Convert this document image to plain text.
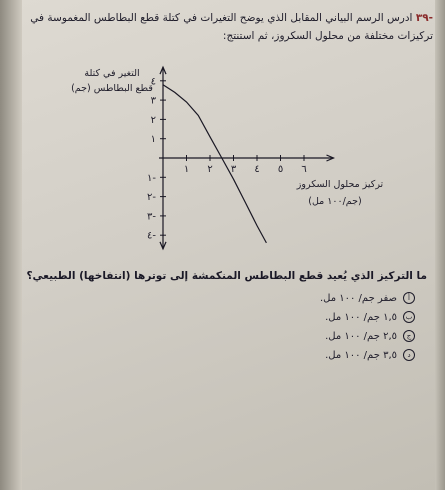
-٣٩ ادرس الرسم البياني المقابل الذي يوضح التغيرات في كتلة قطع البطاطس المغموسة في
تركيزات مختلفة من محلول السكروز، ثم استنتج:
١ ٢ ٣ ٤ ٥ ٦
٤
٣
٢
١
١-
٢-
٣-
٤-
التغير في كتلة
قطع البطاطس (جم)
تركيز محلول السكروز
(جم/١٠٠ مل)
ما التركيز الذي يُعيد قطع البطاطس المنكمشة إلى توترها (انتفاخها) الطبيعي؟
أ
صفر جم/ ١٠٠ مل.
ب
١,٥ جم/ ١٠٠ مل.
ج
٢,٥ جم/ ١٠٠ مل.
د
٣,٥ جم/ ١٠٠ مل.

------------------------------------------------------------------------

Repeat the data above exactly, but not the pictures.

» **Task answer**:
Convert this document image to plain text.
-٣٩ ادرس الرسم البياني المقابل الذي يوضح التغيرات في كتلة قطع البطاطس المغموسة في
تركيزات مختلفة من محلول السكروز، ثم استنتج:
١ ٢ ٣ ٤ ٥ ٦
٤
٣
٢
١
١-
٢-
٣-
٤-
التغير في كتلة
قطع البطاطس (جم)
تركيز محلول السكروز
(جم/١٠٠ مل)
ما التركيز الذي يُعيد قطع البطاطس المنكمشة إلى توترها (انتفاخها) الطبيعي؟
أ
صفر جم/ ١٠٠ مل.
ب
١,٥ جم/ ١٠٠ مل.
ج
٢,٥ جم/ ١٠٠ مل.
د
٣,٥ جم/ ١٠٠ مل.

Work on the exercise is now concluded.